# MATERIAL FOR THE TASK

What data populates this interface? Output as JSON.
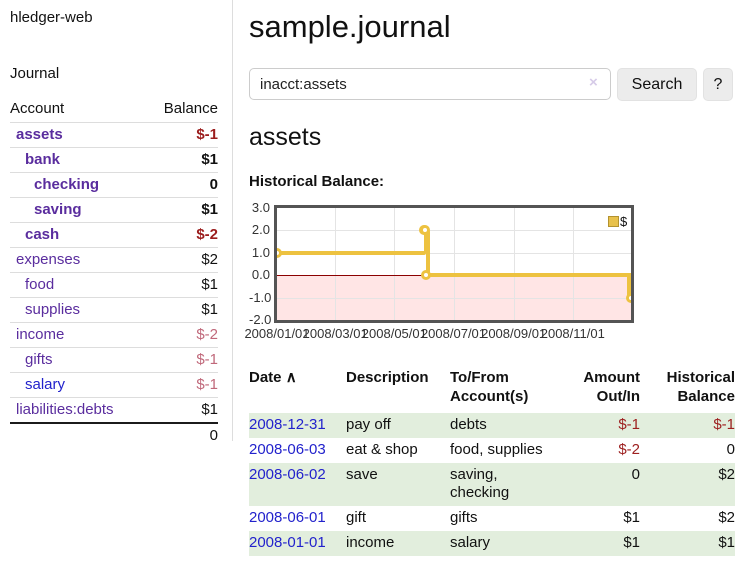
{
  "palette": {
    "link_purple": "#5a2d9e",
    "link_blue": "#2222cc",
    "neg_strong": "#9b1c1c",
    "neg_soft": "#c0687a",
    "neg_register": "#9d2020",
    "text": "#111111",
    "stripe_green": "#e2eedd",
    "chart_line": "#edc240",
    "chart_border": "#545454",
    "zero_line": "#8b0000"
  },
  "sidebar": {
    "app_title": "hledger-web",
    "nav": {
      "journal_label": "Journal"
    },
    "table": {
      "account_header": "Account",
      "balance_header": "Balance"
    },
    "accounts": [
      {
        "label": "assets",
        "depth": 1,
        "bold": true,
        "balance": "$-1",
        "balance_kind": "negstrong"
      },
      {
        "label": "bank",
        "depth": 2,
        "bold": true,
        "balance": "$1",
        "balance_kind": "pos"
      },
      {
        "label": "checking",
        "depth": 3,
        "bold": true,
        "balance": "0",
        "balance_kind": "pos"
      },
      {
        "label": "saving",
        "depth": 3,
        "bold": true,
        "balance": "$1",
        "balance_kind": "pos"
      },
      {
        "label": "cash",
        "depth": 2,
        "bold": true,
        "balance": "$-2",
        "balance_kind": "negstrong"
      },
      {
        "label": "expenses",
        "depth": 1,
        "bold": false,
        "balance": "$2",
        "balance_kind": "pos"
      },
      {
        "label": "food",
        "depth": 2,
        "bold": false,
        "balance": "$1",
        "balance_kind": "pos"
      },
      {
        "label": "supplies",
        "depth": 2,
        "bold": false,
        "balance": "$1",
        "balance_kind": "pos"
      },
      {
        "label": "income",
        "depth": 1,
        "bold": false,
        "balance": "$-2",
        "balance_kind": "negsoft"
      },
      {
        "label": "gifts",
        "depth": 2,
        "bold": false,
        "balance": "$-1",
        "balance_kind": "negsoft"
      },
      {
        "label": "salary",
        "depth": 2,
        "bold": false,
        "balance": "$-1",
        "balance_kind": "negsoft",
        "link_color": "blue"
      },
      {
        "label": "liabilities:debts",
        "depth": 1,
        "bold": false,
        "balance": "$1",
        "balance_kind": "pos"
      }
    ],
    "total": "0"
  },
  "main": {
    "title": "sample.journal",
    "search": {
      "value": "inacct:assets",
      "clear_icon": "×",
      "button_label": "Search",
      "help_label": "?"
    },
    "account_heading": "assets",
    "chart_label": "Historical Balance:"
  },
  "chart_data": {
    "type": "line",
    "title": "Historical Balance:",
    "step": true,
    "legend_position": "top-right",
    "grid": true,
    "negative_region_shaded": true,
    "x_range": [
      "2008-01-01",
      "2008-12-31"
    ],
    "ylim": [
      -2.0,
      3.0
    ],
    "y_ticks": [
      3.0,
      2.0,
      1.0,
      0.0,
      -1.0,
      -2.0
    ],
    "x_tick_labels": [
      "2008/01/01",
      "2008/03/01",
      "2008/05/01",
      "2008/07/01",
      "2008/09/01",
      "2008/11/01"
    ],
    "series": [
      {
        "name": "$",
        "color": "#edc240",
        "points": [
          {
            "date": "2008-01-01",
            "value": 1
          },
          {
            "date": "2008-06-01",
            "value": 2
          },
          {
            "date": "2008-06-02",
            "value": 2
          },
          {
            "date": "2008-06-03",
            "value": 0
          },
          {
            "date": "2008-12-31",
            "value": -1
          }
        ]
      }
    ]
  },
  "register": {
    "headers": {
      "date": "Date",
      "sort_indicator": "∧",
      "description": "Description",
      "accounts": "To/From Account(s)",
      "amount": "Amount Out/In",
      "balance": "Historical Balance"
    },
    "rows": [
      {
        "date": "2008-12-31",
        "description": "pay off",
        "accounts": "debts",
        "amount": "$-1",
        "amount_kind": "neg",
        "balance": "$-1",
        "balance_kind": "neg"
      },
      {
        "date": "2008-06-03",
        "description": "eat & shop",
        "accounts": "food, supplies",
        "amount": "$-2",
        "amount_kind": "neg",
        "balance": "0",
        "balance_kind": "pos"
      },
      {
        "date": "2008-06-02",
        "description": "save",
        "accounts": "saving, checking",
        "amount": "0",
        "amount_kind": "pos",
        "balance": "$2",
        "balance_kind": "pos"
      },
      {
        "date": "2008-06-01",
        "description": "gift",
        "accounts": "gifts",
        "amount": "$1",
        "amount_kind": "pos",
        "balance": "$2",
        "balance_kind": "pos"
      },
      {
        "date": "2008-01-01",
        "description": "income",
        "accounts": "salary",
        "amount": "$1",
        "amount_kind": "pos",
        "balance": "$1",
        "balance_kind": "pos"
      }
    ]
  }
}
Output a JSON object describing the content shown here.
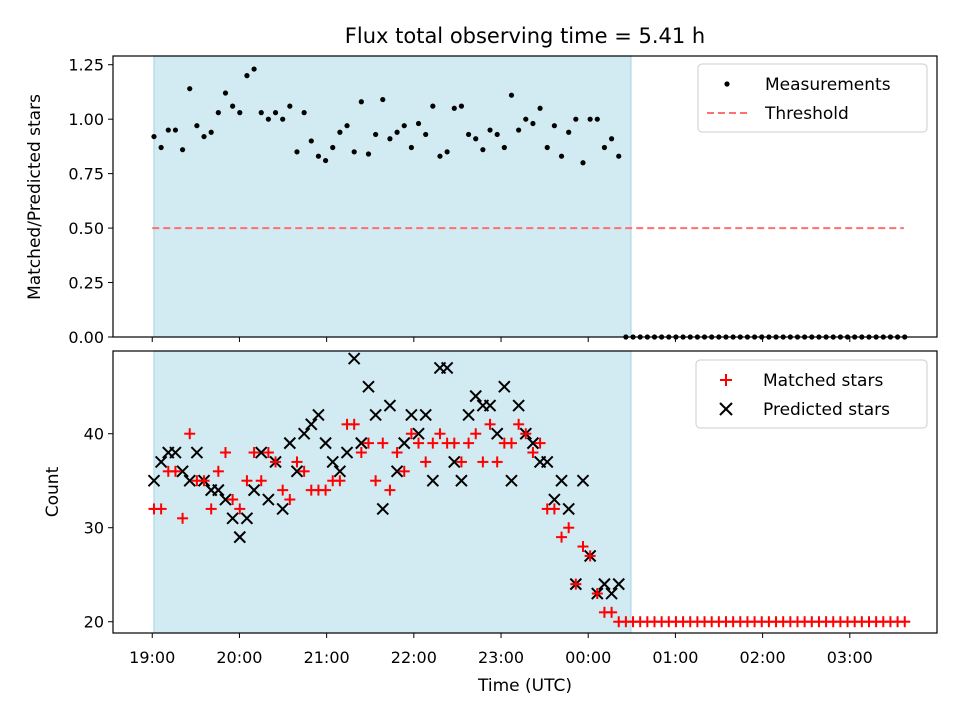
{
  "title": "Flux total observing time = 5.41 h",
  "colors": {
    "shade": "#add8e6",
    "threshold": "#ff6f6f",
    "matched": "#ff0000",
    "predicted": "#000000",
    "measurement": "#000000"
  },
  "chart_data": [
    {
      "type": "scatter",
      "title": "Flux total observing time = 5.41 h",
      "xlabel": "",
      "ylabel": "Matched/Predicted stars",
      "x_unit": "hours since 19:00 UTC",
      "xlim": [
        -0.45,
        9.0
      ],
      "ylim": [
        0.0,
        1.29
      ],
      "yticks": [
        0.0,
        0.25,
        0.5,
        0.75,
        1.0,
        1.25
      ],
      "ytick_labels": [
        "0.00",
        "0.25",
        "0.50",
        "0.75",
        "1.00",
        "1.25"
      ],
      "observing_window": [
        0.02,
        5.49
      ],
      "threshold": 0.5,
      "threshold_x": [
        0.0,
        8.62
      ],
      "legend": [
        "Measurements",
        "Threshold"
      ],
      "legend_position": "top-right",
      "measurements": [
        0.92,
        0.87,
        0.95,
        0.95,
        0.86,
        1.14,
        0.97,
        0.92,
        0.94,
        1.03,
        1.12,
        1.06,
        1.03,
        1.2,
        1.23,
        1.03,
        1.0,
        1.03,
        1.0,
        1.06,
        0.85,
        1.03,
        0.9,
        0.83,
        0.81,
        0.87,
        0.94,
        0.97,
        0.85,
        1.08,
        0.84,
        0.93,
        1.09,
        0.91,
        0.94,
        0.97,
        0.87,
        0.98,
        0.93,
        1.06,
        0.83,
        0.85,
        1.05,
        1.06,
        0.93,
        0.91,
        0.86,
        0.95,
        0.93,
        0.87,
        1.11,
        0.95,
        1.0,
        0.98,
        1.05,
        0.87,
        0.97,
        0.83,
        0.94,
        1.0,
        0.8,
        1.0,
        1.0,
        0.87,
        0.91,
        0.83,
        0,
        0,
        0,
        0,
        0,
        0,
        0,
        0,
        0,
        0,
        0,
        0,
        0,
        0,
        0,
        0,
        0,
        0,
        0,
        0,
        0,
        0,
        0,
        0,
        0,
        0,
        0,
        0,
        0,
        0,
        0,
        0,
        0,
        0,
        0,
        0,
        0,
        0,
        0,
        0
      ],
      "x_start": 0.02,
      "x_step": 0.082
    },
    {
      "type": "scatter",
      "title": "",
      "xlabel": "Time (UTC)",
      "ylabel": "Count",
      "x_unit": "hours since 19:00 UTC",
      "xlim": [
        -0.45,
        9.0
      ],
      "ylim": [
        18.8,
        48.8
      ],
      "yticks": [
        20,
        30,
        40
      ],
      "ytick_labels": [
        "20",
        "30",
        "40"
      ],
      "xticks": [
        0,
        1,
        2,
        3,
        4,
        5,
        6,
        7,
        8
      ],
      "xtick_labels": [
        "19:00",
        "20:00",
        "21:00",
        "22:00",
        "23:00",
        "00:00",
        "01:00",
        "02:00",
        "03:00"
      ],
      "observing_window": [
        0.02,
        5.49
      ],
      "legend": [
        "Matched stars",
        "Predicted stars"
      ],
      "legend_position": "top-right",
      "series": [
        {
          "name": "Matched stars",
          "marker": "plus",
          "color": "#ff0000",
          "values": [
            32,
            32,
            36,
            36,
            31,
            40,
            35,
            35,
            32,
            36,
            38,
            33,
            32,
            35,
            38,
            35,
            38,
            37,
            34,
            33,
            37,
            36,
            34,
            34,
            34,
            35,
            35,
            41,
            41,
            38,
            39,
            35,
            39,
            34,
            38,
            36,
            40,
            39,
            37,
            39,
            40,
            39,
            39,
            37,
            39,
            40,
            37,
            41,
            37,
            39,
            39,
            41,
            40,
            38,
            39,
            32,
            32,
            29,
            30,
            24,
            28,
            27,
            23,
            21,
            21,
            20,
            20,
            20,
            20,
            20,
            20,
            20,
            20,
            20,
            20,
            20,
            20,
            20,
            20,
            20,
            20,
            20,
            20,
            20,
            20,
            20,
            20,
            20,
            20,
            20,
            20,
            20,
            20,
            20,
            20,
            20,
            20,
            20,
            20,
            20,
            20,
            20,
            20,
            20,
            20,
            20
          ]
        },
        {
          "name": "Predicted stars",
          "marker": "x",
          "color": "#000000",
          "values": [
            35,
            37,
            38,
            38,
            36,
            35,
            38,
            35,
            34,
            34,
            33,
            31,
            29,
            31,
            34,
            38,
            33,
            37,
            32,
            39,
            36,
            40,
            41,
            42,
            39,
            37,
            36,
            38,
            48,
            39,
            45,
            42,
            32,
            43,
            36,
            39,
            42,
            40,
            42,
            35,
            47,
            47,
            37,
            35,
            42,
            44,
            43,
            43,
            40,
            45,
            35,
            43,
            40,
            39,
            37,
            37,
            33,
            35,
            32,
            24,
            35,
            27,
            23,
            24,
            23,
            24
          ]
        }
      ]
    }
  ]
}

# STATED GOAL
Which lines of the data above contain "Output"? Copy each one.

# FINAL RESULT
What data populates this interface? Output as JSON.
Output a JSON object describing the content shown here.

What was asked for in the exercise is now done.